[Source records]

(begin)

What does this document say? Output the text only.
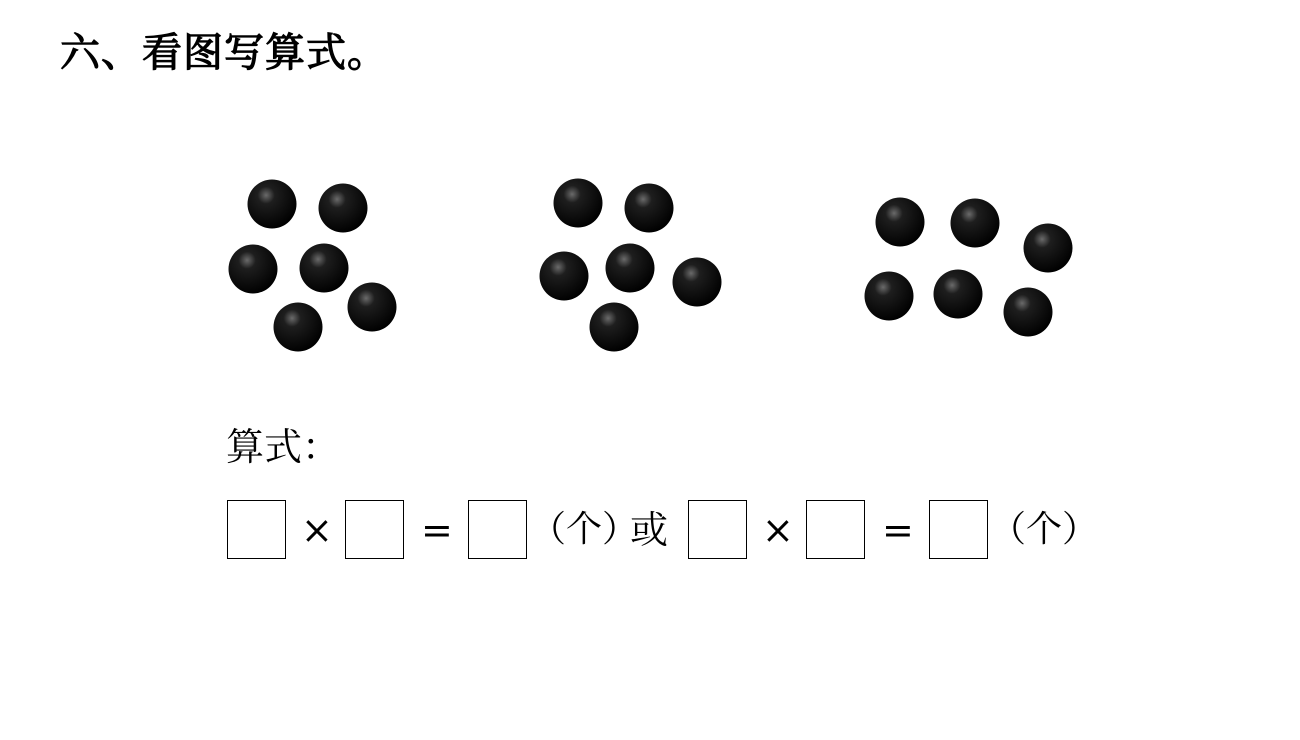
六、看图写算式。
算式：
× = （个）
或 × = （个）
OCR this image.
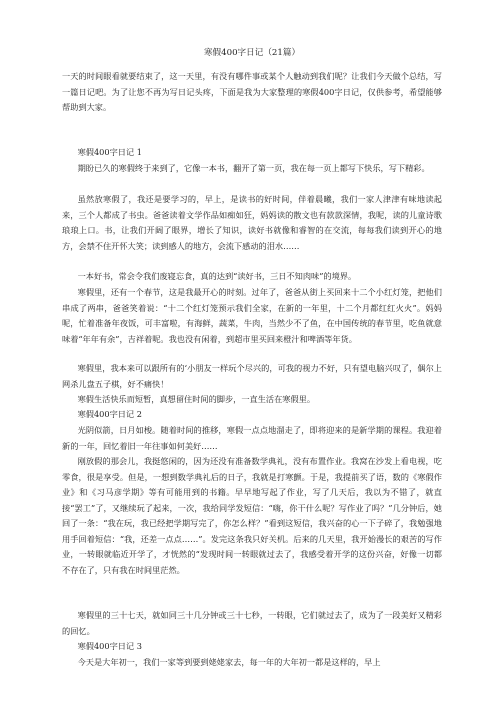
寒假400字日记（21篇）

一天的时间眼看就要结束了，这一天里，有没有哪件事或某个人触动到我们呢？让我们今天做个总结，写一篇日记吧。为了让您不再为写日记头疼，下面是我为大家整理的寒假400字日记，仅供参考，希望能够帮助到大家。

寒假400字日记 1

期盼已久的寒假终于来到了，它像一本书，翻开了第一页，我在每一页上都写下快乐，写下精彩。

虽然放寒假了，我还是要学习的，早上，是读书的好时间，伴着晨曦，我们一家人津津有味地读起来，三个人都成了书虫。爸爸读着文学作品如痴如狂，妈妈读的散文也有款款深情，我呢，读的儿童诗歌琅琅上口。书，让我们开阔了眼界，增长了知识，读好书就像和睿智的在交流，每每我们读到开心的地方，会禁不住开怀大笑；读到感人的地方，会流下感动的泪水……

一本好书，常会令我们废寝忘食，真的达到“读好书，三日不知肉味”的境界。

寒假里，还有一个春节，这是我最开心的时刻。过年了，爸爸从街上买回来十二个小红灯笼，把他们串成了两串，爸爸笑着说：“十二个红灯笼预示我们全家，在新的一年里，十二个月都红红火火”。妈妈呢，忙着准备年夜饭，可丰富啦，有海鲜，蔬菜，牛肉，当然少不了鱼，在中国传统的春节里，吃鱼就意味着“年年有余”，吉祥着呢。我也没有闲着，到超市里买回来橙汁和啤酒等年货。

寒假里，我本来可以跟所有的‘小朋友一样玩个尽兴的，可我的视力不好，只有望电脑兴叹了，偶尔上网杀儿盘五子棋，好不痛快！

寒假生活快乐而短暂，真想留住时间的脚步，一直生活在寒假里。

寒假400字日记 2

光阴似箭，日月如梭。随着时间的推移，寒假一点点地溜走了，即将迎来的是新学期的课程。我迎着新的一年，回忆着旧一年往事如何美好……

刚放假的那会儿，我挺悠闲的，因为还没有准备数学典礼，没有布置作业。我窝在沙发上看电视，吃零食，很是享受。但是，一想到数学典礼后的日子，我就是打寒颤。于是，我提前买了语，数的《寒假作业》和《习马彦学期》等有可能用到的书籍。早早地写起了作业，写了几天后，我以为不错了，就直接“罢工”了，又继续玩了起来，一次，我给同学发短信：“嗨，你干什么呢？写作业了吗？”几分钟后，她回了一条：“我在玩，我已经把学期写完了，你怎么样？”看到这短信，我兴奋的心一下子碎了，我勉强地用手回着短信：“我，还差一点点……”。发完这条我只好关机。后来的几天里，我开始漫长的艰苦的写作业，一转眼就临近开学了，才恍然的“发现时间一转眼就过去了，我感受着开学的这份兴奋，好像一切都不存在了，只有我在时间里茫然。

寒假里的三十七天，就如同三十几分钟或三十七秒，一转眼，它们就过去了，成为了一段美好又精彩的回忆。

寒假400字日记 3

今天是大年初一，我们一家等到要到姥姥家去，每一年的大年初一都是这样的，早上
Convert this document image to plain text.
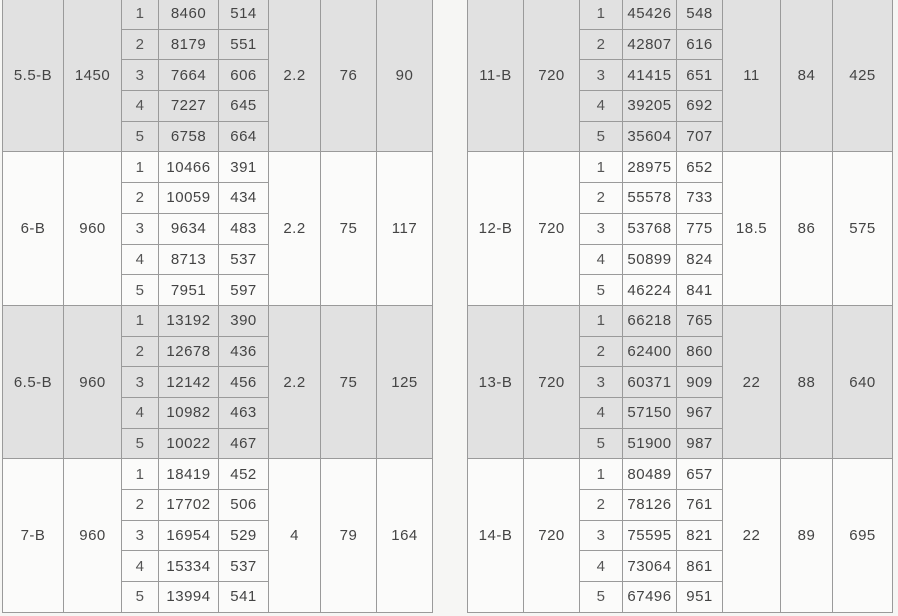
5.5-B	1450	1	8460	514	2.2	76	90
		2	8179	551			
		3	7664	606			
		4	7227	645			
		5	6758	664			
6-B	960	1	10466	391	2.2	75	117
		2	10059	434			
		3	9634	483			
		4	8713	537			
		5	7951	597			
6.5-B	960	1	13192	390	2.2	75	125
		2	12678	436			
		3	12142	456			
		4	10982	463			
		5	10022	467			
7-B	960	1	18419	452	4	79	164
		2	17702	506			
		3	16954	529			
		4	15334	537			
		5	13994	541			
11-B	720	1	45426	548	11	84	425
		2	42807	616			
		3	41415	651			
		4	39205	692			
		5	35604	707			
12-B	720	1	28975	652	18.5	86	575
		2	55578	733			
		3	53768	775			
		4	50899	824			
		5	46224	841			
13-B	720	1	66218	765	22	88	640
		2	62400	860			
		3	60371	909			
		4	57150	967			
		5	51900	987			
14-B	720	1	80489	657	22	89	695
		2	78126	761			
		3	75595	821			
		4	73064	861			
		5	67496	951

(end)

- _Exercise prompt_:
Make a word-for-word copy of the entries, without any pictures.

- _Exercise solution_:
What does this document say? Output the text only.
六、看图写算式。
算式：
× = （个）
或 × = （个）
OCR this image.
寒假400字日记（21篇）

一天的时间眼看就要结束了，这一天里，有没有哪件事或某个人触动到我们呢？让我们今天做个总结，写一篇日记吧。为了让您不再为写日记头疼，下面是我为大家整理的寒假400字日记，仅供参考，希望能够帮助到大家。

寒假400字日记 1

期盼已久的寒假终于来到了，它像一本书，翻开了第一页，我在每一页上都写下快乐，写下精彩。

虽然放寒假了，我还是要学习的，早上，是读书的好时间，伴着晨曦，我们一家人津津有味地读起来，三个人都成了书虫。爸爸读着文学作品如痴如狂，妈妈读的散文也有款款深情，我呢，读的儿童诗歌琅琅上口。书，让我们开阔了眼界，增长了知识，读好书就像和睿智的在交流，每每我们读到开心的地方，会禁不住开怀大笑；读到感人的地方，会流下感动的泪水……

一本好书，常会令我们废寝忘食，真的达到“读好书，三日不知肉味”的境界。

寒假里，还有一个春节，这是我最开心的时刻。过年了，爸爸从街上买回来十二个小红灯笼，把他们串成了两串，爸爸笑着说：“十二个红灯笼预示我们全家，在新的一年里，十二个月都红红火火”。妈妈呢，忙着准备年夜饭，可丰富啦，有海鲜，蔬菜，牛肉，当然少不了鱼，在中国传统的春节里，吃鱼就意味着“年年有余”，吉祥着呢。我也没有闲着，到超市里买回来橙汁和啤酒等年货。

寒假里，我本来可以跟所有的‘小朋友一样玩个尽兴的，可我的视力不好，只有望电脑兴叹了，偶尔上网杀儿盘五子棋，好不痛快！

寒假生活快乐而短暂，真想留住时间的脚步，一直生活在寒假里。

寒假400字日记 2

光阴似箭，日月如梭。随着时间的推移，寒假一点点地溜走了，即将迎来的是新学期的课程。我迎着新的一年，回忆着旧一年往事如何美好……

刚放假的那会儿，我挺悠闲的，因为还没有准备数学典礼，没有布置作业。我窝在沙发上看电视，吃零食，很是享受。但是，一想到数学典礼后的日子，我就是打寒颤。于是，我提前买了语，数的《寒假作业》和《习马彦学期》等有可能用到的书籍。早早地写起了作业，写了几天后，我以为不错了，就直接“罢工”了，又继续玩了起来，一次，我给同学发短信：“嗨，你干什么呢？写作业了吗？”几分钟后，她回了一条：“我在玩，我已经把学期写完了，你怎么样？”看到这短信，我兴奋的心一下子碎了，我勉强地用手回着短信：“我，还差一点点……”。发完这条我只好关机。后来的几天里，我开始漫长的艰苦的写作业，一转眼就临近开学了，才恍然的“发现时间一转眼就过去了，我感受着开学的这份兴奋，好像一切都不存在了，只有我在时间里茫然。

寒假里的三十七天，就如同三十几分钟或三十七秒，一转眼，它们就过去了，成为了一段美好又精彩的回忆。

寒假400字日记 3

今天是大年初一，我们一家等到要到姥姥家去，每一年的大年初一都是这样的，早上
Convert this document image to plain text.
5.5-B	1450	1	8460	514	2.2	76	90
		2	8179	551			
		3	7664	606			
		4	7227	645			
		5	6758	664			
6-B	960	1	10466	391	2.2	75	117
		2	10059	434			
		3	9634	483			
		4	8713	537			
		5	7951	597			
6.5-B	960	1	13192	390	2.2	75	125
		2	12678	436			
		3	12142	456			
		4	10982	463			
		5	10022	467			
7-B	960	1	18419	452	4	79	164
		2	17702	506			
		3	16954	529			
		4	15334	537			
		5	13994	541			
11-B	720	1	45426	548	11	84	425
		2	42807	616			
		3	41415	651			
		4	39205	692			
		5	35604	707			
12-B	720	1	28975	652	18.5	86	575
		2	55578	733			
		3	53768	775			
		4	50899	824			
		5	46224	841			
13-B	720	1	66218	765	22	88	640
		2	62400	860			
		3	60371	909			
		4	57150	967			
		5	51900	987			
14-B	720	1	80489	657	22	89	695
		2	78126	761			
		3	75595	821			
		4	73064	861			
		5	67496	951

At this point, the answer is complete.